Figure dataset records
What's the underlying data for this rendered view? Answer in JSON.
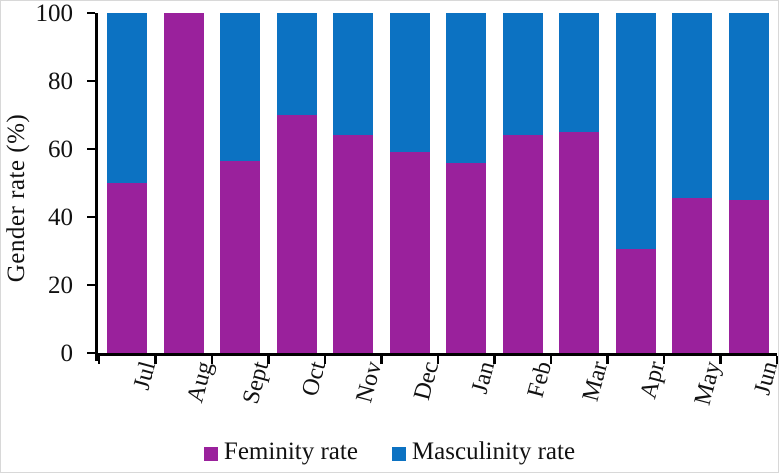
{
  "figure": {
    "y_axis_title": "Gender rate (%)",
    "colors": {
      "feminity": "#9A219C",
      "masculinity": "#0C72C2",
      "axis": "#000000",
      "text": "#111111"
    }
  },
  "chart_data": {
    "type": "bar",
    "stacked": true,
    "title": "",
    "xlabel": "",
    "ylabel": "Gender rate (%)",
    "ylim": [
      0,
      100
    ],
    "grid": false,
    "legend_position": "bottom",
    "y_ticks": [
      0,
      20,
      40,
      60,
      80,
      100
    ],
    "x_tick_label_rotation_deg": -75,
    "categories": [
      "Jul",
      "Aug",
      "Sept",
      "Oct",
      "Nov",
      "Dec",
      "Jan",
      "Feb",
      "Mar",
      "Apr",
      "May",
      "Jun"
    ],
    "series": [
      {
        "name": "Feminity rate",
        "color": "#9A219C",
        "values": [
          50,
          100,
          56.5,
          70,
          64,
          59,
          56,
          64,
          65,
          30.5,
          45.5,
          45
        ]
      },
      {
        "name": "Masculinity rate",
        "color": "#0C72C2",
        "values": [
          50,
          0,
          43.5,
          30,
          36,
          41,
          44,
          36,
          35,
          69.5,
          54.5,
          55
        ]
      }
    ]
  }
}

** WHAT THE EXERCISE ASKS **
Count how many lines above carry the word "name". Only the number is required.

** EXPECTED OUTPUT **
2